**** SUPPLIED INFORMATION ****
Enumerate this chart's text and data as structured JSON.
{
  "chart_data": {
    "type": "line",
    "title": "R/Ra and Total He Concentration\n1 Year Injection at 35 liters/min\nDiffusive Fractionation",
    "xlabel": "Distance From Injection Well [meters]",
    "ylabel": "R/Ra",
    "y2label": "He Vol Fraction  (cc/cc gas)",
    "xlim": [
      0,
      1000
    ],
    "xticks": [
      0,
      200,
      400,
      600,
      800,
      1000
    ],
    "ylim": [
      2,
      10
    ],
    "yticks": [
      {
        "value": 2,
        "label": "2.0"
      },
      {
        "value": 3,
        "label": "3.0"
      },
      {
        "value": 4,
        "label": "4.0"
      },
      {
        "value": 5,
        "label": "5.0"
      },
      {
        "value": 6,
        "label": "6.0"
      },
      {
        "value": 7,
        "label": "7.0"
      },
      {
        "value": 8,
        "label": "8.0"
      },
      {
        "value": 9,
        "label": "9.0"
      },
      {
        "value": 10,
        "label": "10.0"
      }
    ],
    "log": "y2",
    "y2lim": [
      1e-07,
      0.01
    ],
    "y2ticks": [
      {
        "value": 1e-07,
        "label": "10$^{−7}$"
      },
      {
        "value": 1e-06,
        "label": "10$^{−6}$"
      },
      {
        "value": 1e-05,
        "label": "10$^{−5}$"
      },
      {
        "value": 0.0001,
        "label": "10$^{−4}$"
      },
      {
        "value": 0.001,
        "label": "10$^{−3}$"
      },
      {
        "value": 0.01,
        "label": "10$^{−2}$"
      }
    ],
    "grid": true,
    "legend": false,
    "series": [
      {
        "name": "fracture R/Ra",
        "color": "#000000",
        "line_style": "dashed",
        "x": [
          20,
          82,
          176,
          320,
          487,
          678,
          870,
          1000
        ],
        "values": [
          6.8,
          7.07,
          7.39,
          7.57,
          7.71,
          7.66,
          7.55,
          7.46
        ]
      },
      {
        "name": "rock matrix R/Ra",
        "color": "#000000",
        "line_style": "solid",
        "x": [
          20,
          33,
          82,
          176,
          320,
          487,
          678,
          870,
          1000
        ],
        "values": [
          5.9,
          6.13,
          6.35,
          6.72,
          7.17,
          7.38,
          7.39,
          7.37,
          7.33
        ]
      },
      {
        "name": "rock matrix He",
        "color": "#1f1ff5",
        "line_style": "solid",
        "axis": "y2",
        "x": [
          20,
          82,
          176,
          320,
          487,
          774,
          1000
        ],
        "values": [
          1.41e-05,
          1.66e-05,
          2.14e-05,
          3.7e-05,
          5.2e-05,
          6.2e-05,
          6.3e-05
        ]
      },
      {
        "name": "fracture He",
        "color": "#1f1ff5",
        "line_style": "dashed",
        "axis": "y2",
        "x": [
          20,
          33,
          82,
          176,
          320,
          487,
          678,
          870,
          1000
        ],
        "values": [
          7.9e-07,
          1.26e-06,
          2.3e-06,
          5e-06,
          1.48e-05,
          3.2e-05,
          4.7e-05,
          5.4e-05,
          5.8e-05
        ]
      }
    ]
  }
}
****
Return all of the data word for word.

### [OUTPUT FOR THIS TASK]
Enumerate this chart's text and data as structured JSON.
{
  "chart_data": {
    "type": "line",
    "title": "R/Ra and Total He Concentration\n1 Year Injection at 35 liters/min\nDiffusive Fractionation",
    "xlabel": "Distance From Injection Well [meters]",
    "ylabel": "R/Ra",
    "y2label": "He Vol Fraction  (cc/cc gas)",
    "xlim": [
      0,
      1000
    ],
    "xticks": [
      0,
      200,
      400,
      600,
      800,
      1000
    ],
    "ylim": [
      2,
      10
    ],
    "yticks": [
      {
        "value": 2,
        "label": "2.0"
      },
      {
        "value": 3,
        "label": "3.0"
      },
      {
        "value": 4,
        "label": "4.0"
      },
      {
        "value": 5,
        "label": "5.0"
      },
      {
        "value": 6,
        "label": "6.0"
      },
      {
        "value": 7,
        "label": "7.0"
      },
      {
        "value": 8,
        "label": "8.0"
      },
      {
        "value": 9,
        "label": "9.0"
      },
      {
        "value": 10,
        "label": "10.0"
      }
    ],
    "log": "y2",
    "y2lim": [
      1e-07,
      0.01
    ],
    "y2ticks": [
      {
        "value": 1e-07,
        "label": "10$^{−7}$"
      },
      {
        "value": 1e-06,
        "label": "10$^{−6}$"
      },
      {
        "value": 1e-05,
        "label": "10$^{−5}$"
      },
      {
        "value": 0.0001,
        "label": "10$^{−4}$"
      },
      {
        "value": 0.001,
        "label": "10$^{−3}$"
      },
      {
        "value": 0.01,
        "label": "10$^{−2}$"
      }
    ],
    "grid": true,
    "legend": false,
    "series": [
      {
        "name": "fracture R/Ra",
        "color": "#000000",
        "line_style": "dashed",
        "x": [
          20,
          82,
          176,
          320,
          487,
          678,
          870,
          1000
        ],
        "values": [
          6.8,
          7.07,
          7.39,
          7.57,
          7.71,
          7.66,
          7.55,
          7.46
        ]
      },
      {
        "name": "rock matrix R/Ra",
        "color": "#000000",
        "line_style": "solid",
        "x": [
          20,
          33,
          82,
          176,
          320,
          487,
          678,
          870,
          1000
        ],
        "values": [
          5.9,
          6.13,
          6.35,
          6.72,
          7.17,
          7.38,
          7.39,
          7.37,
          7.33
        ]
      },
      {
        "name": "rock matrix He",
        "color": "#1f1ff5",
        "line_style": "solid",
        "axis": "y2",
        "x": [
          20,
          82,
          176,
          320,
          487,
          774,
          1000
        ],
        "values": [
          1.41e-05,
          1.66e-05,
          2.14e-05,
          3.7e-05,
          5.2e-05,
          6.2e-05,
          6.3e-05
        ]
      },
      {
        "name": "fracture He",
        "color": "#1f1ff5",
        "line_style": "dashed",
        "axis": "y2",
        "x": [
          20,
          33,
          82,
          176,
          320,
          487,
          678,
          870,
          1000
        ],
        "values": [
          7.9e-07,
          1.26e-06,
          2.3e-06,
          5e-06,
          1.48e-05,
          3.2e-05,
          4.7e-05,
          5.4e-05,
          5.8e-05
        ]
      }
    ]
  }
}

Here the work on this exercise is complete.